* _Stored rows_:
>> Begin

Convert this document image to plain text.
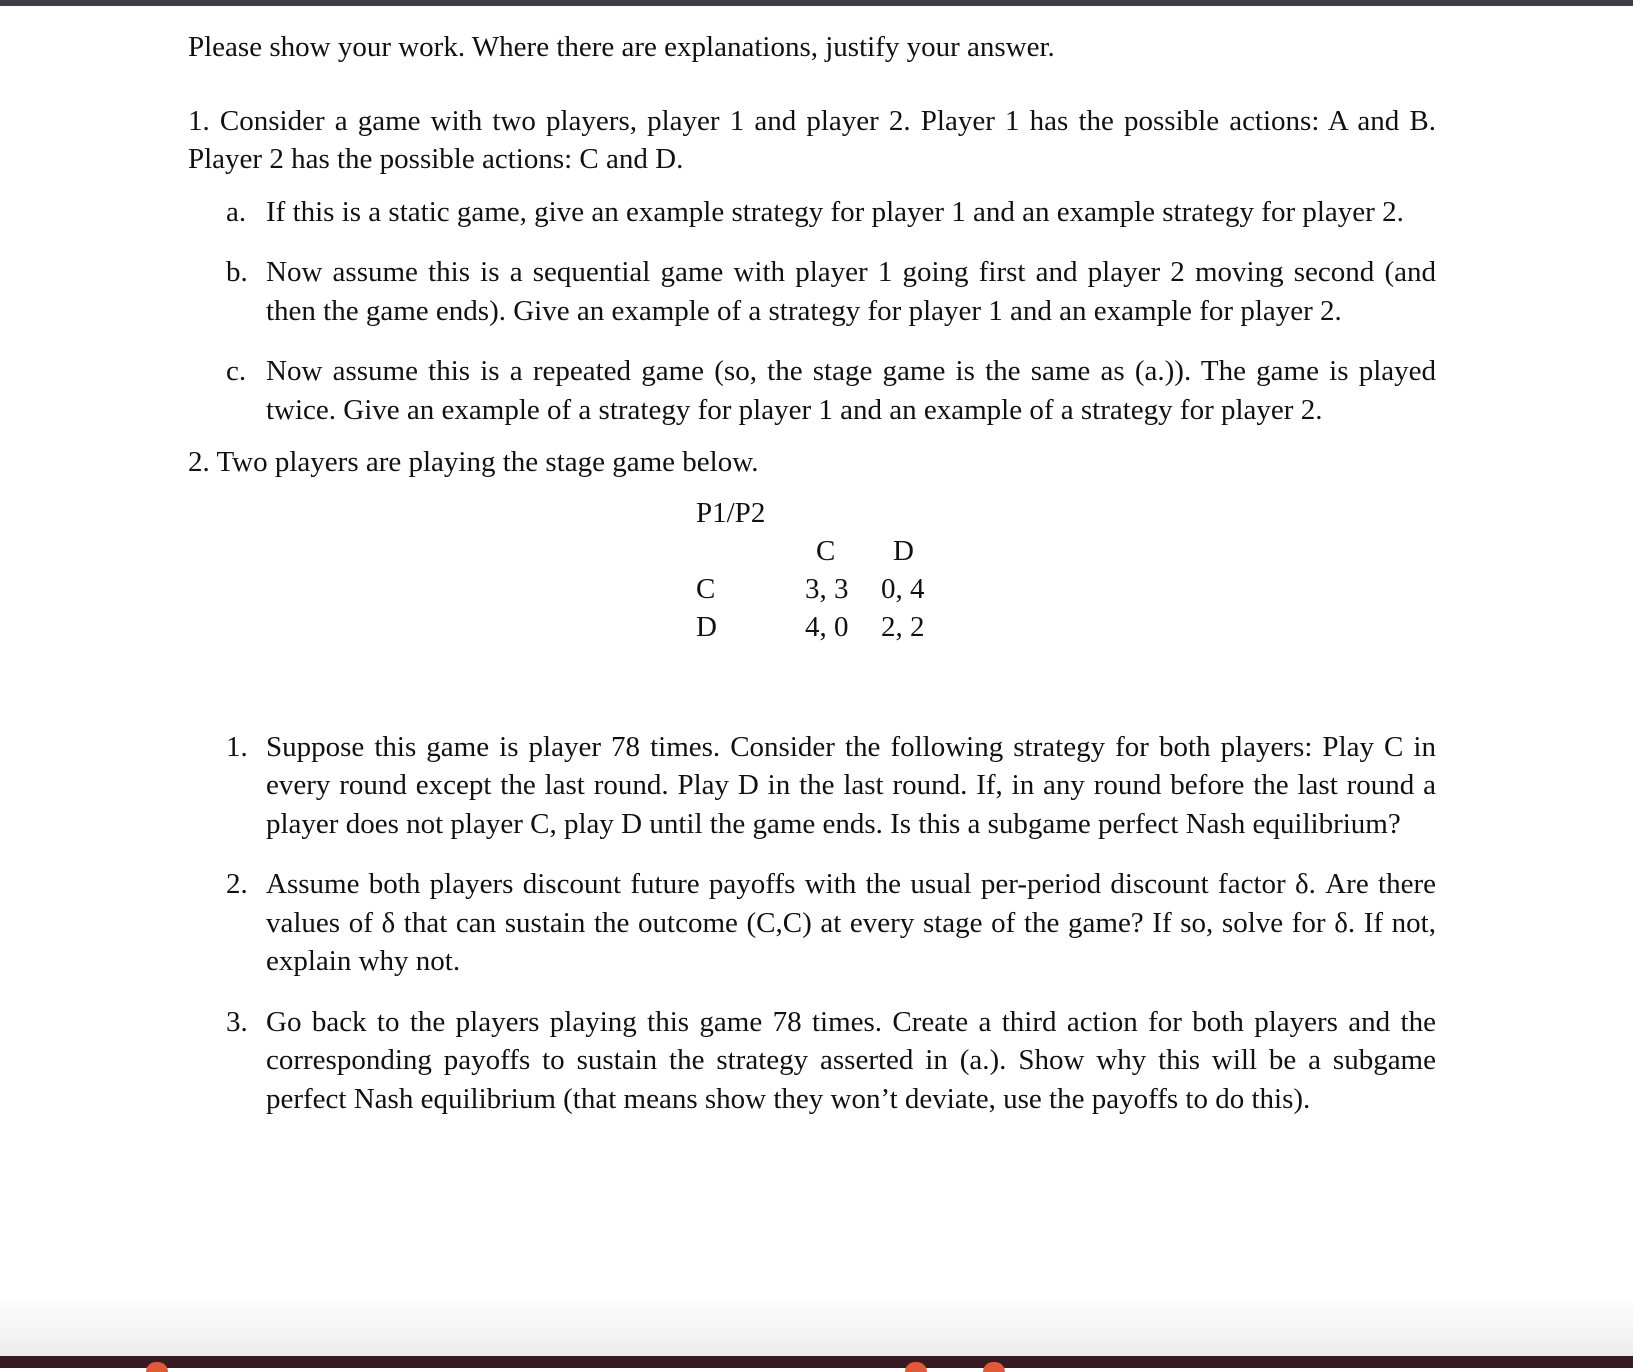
Please show your work. Where there are explanations, justify your answer.

1. Consider a game with two players, player 1 and player 2. Player 1 has the possible actions: A and B. Player 2 has the possible actions: C and D.

a. If this is a static game, give an example strategy for player 1 and an example strategy for player 2.
b. Now assume this is a sequential game with player 1 going first and player 2 moving second (and then the game ends). Give an example of a strategy for player 1 and an example for player 2.
c. Now assume this is a repeated game (so, the stage game is the same as (a.)). The game is played twice. Give an example of a strategy for player 1 and an example of a strategy for player 2.

2. Two players are playing the stage game below.

P1/P2
C D
C
D
3, 3 0, 4
4, 0 2, 2
1. Suppose this game is player 78 times. Consider the following strategy for both players: Play C in every round except the last round. Play D in the last round. If, in any round before the last round a player does not player C, play D until the game ends. Is this a subgame perfect Nash equilibrium?
2. Assume both players discount future payoffs with the usual per-period discount factor δ. Are there values of δ that can sustain the outcome (C,C) at every stage of the game? If so, solve for δ. If not, explain why not.
3. Go back to the players playing this game 78 times. Create a third action for both players and the corresponding payoffs to sustain the strategy asserted in (a.). Show why this will be a subgame perfect Nash equilibrium (that means show they won’t deviate, use the payoffs to do this).
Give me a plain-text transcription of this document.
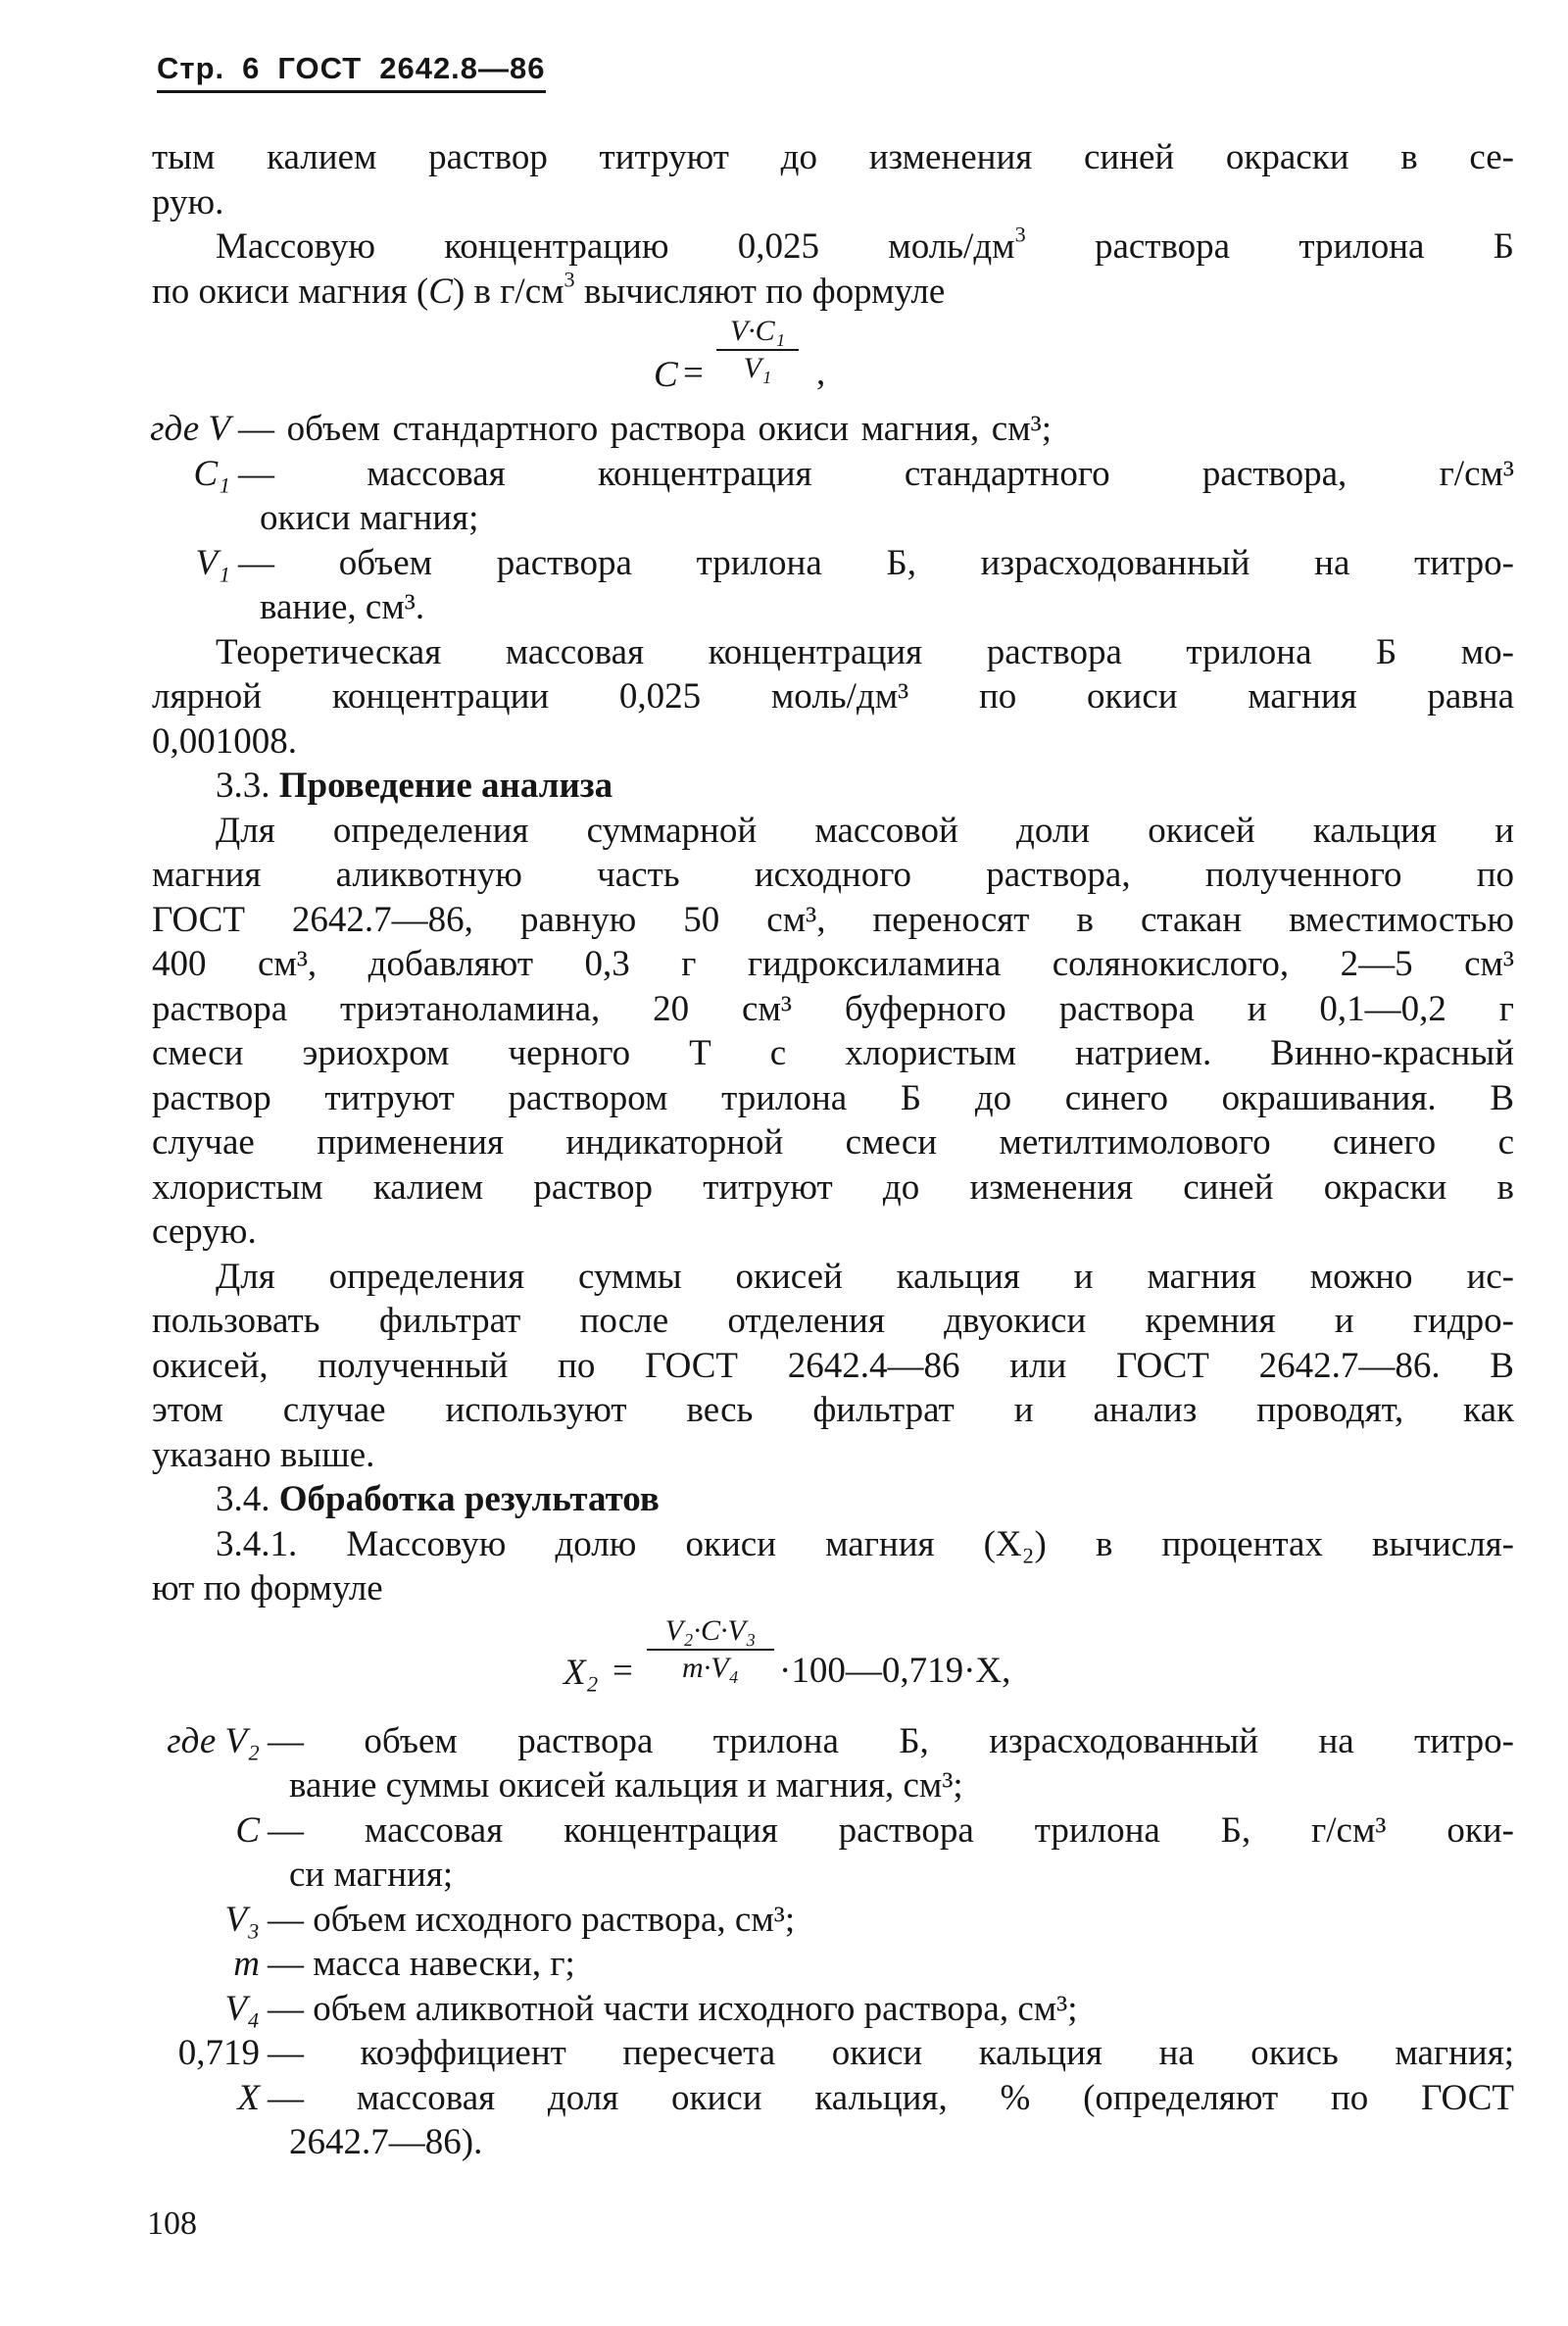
Стр. 6 ГОСТ 2642.8—86
тым калием раствор титруют до изменения синей окраски в се-
рую.
Массовую концентрацию 0,025 моль/$дм^3$ раствора трилона Б
по окиси магния (C) в $г/см^3$ вычисляют по формуле
C =
V·C₁
V₁	,
где V — объем стандартного раствора окиси магния, см³;
C₁ — массовая концентрация стандартного раствора, г/см³
окиси магния;
V₁ — объем раствора трилона Б, израсходованный на титро-
вание, см³.
Теоретическая массовая концентрация раствора трилона Б мо-
лярной концентрации 0,025 моль/дм³ по окиси магния равна
0,001008.
3.3. Проведение анализа
Для определения суммарной массовой доли окисей кальция и
магния аликвотную часть исходного раствора, полученного по
ГОСТ 2642.7—86, равную 50 см³, переносят в стакан вместимостью
400 см³, добавляют 0,3 г гидроксиламина солянокислого, 2—5 см³
раствора триэтаноламина, 20 см³ буферного раствора и 0,1—0,2 г
смеси эриохром черного Т с хлористым натрием. Винно-красный
раствор титруют раствором трилона Б до синего окрашивания. В
случае применения индикаторной смеси метилтимолового синего с
хлористым калием раствор титруют до изменения синей окраски в
серую.
Для определения суммы окисей кальция и магния можно ис-
пользовать фильтрат после отделения двуокиси кремния и гидро-
окисей, полученный по ГОСТ 2642.4—86 или ГОСТ 2642.7—86. В
этом случае используют весь фильтрат и анализ проводят, как
указано выше.
3.4. Обработка результатов
3.4.1. Массовую долю окиси магния (X₂) в процентах вычисля-
ют по формуле
X₂ =
V₂·C·V₃
m·V₄	·100—0,719·X,
где V₂ — объем раствора трилона Б, израсходованный на титро-
вание суммы окисей кальция и магния, см³;
C — массовая концентрация раствора трилона Б, г/см³ оки-
си магния;
V₃ — объем исходного раствора, см³;
m — масса навески, г;
V₄ — объем аликвотной части исходного раствора, см³;
0,719 — коэффициент пересчета окиси кальция на окись магния;
X — массовая доля окиси кальция, % (определяют по ГОСТ
2642.7—86).
108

>> End

* _Prompt_: Using the material above, copy every line in which the string "text" occurs.

* _Written solution_:
Convert this document image to plain text.
Give me a plain-text transcription of this document.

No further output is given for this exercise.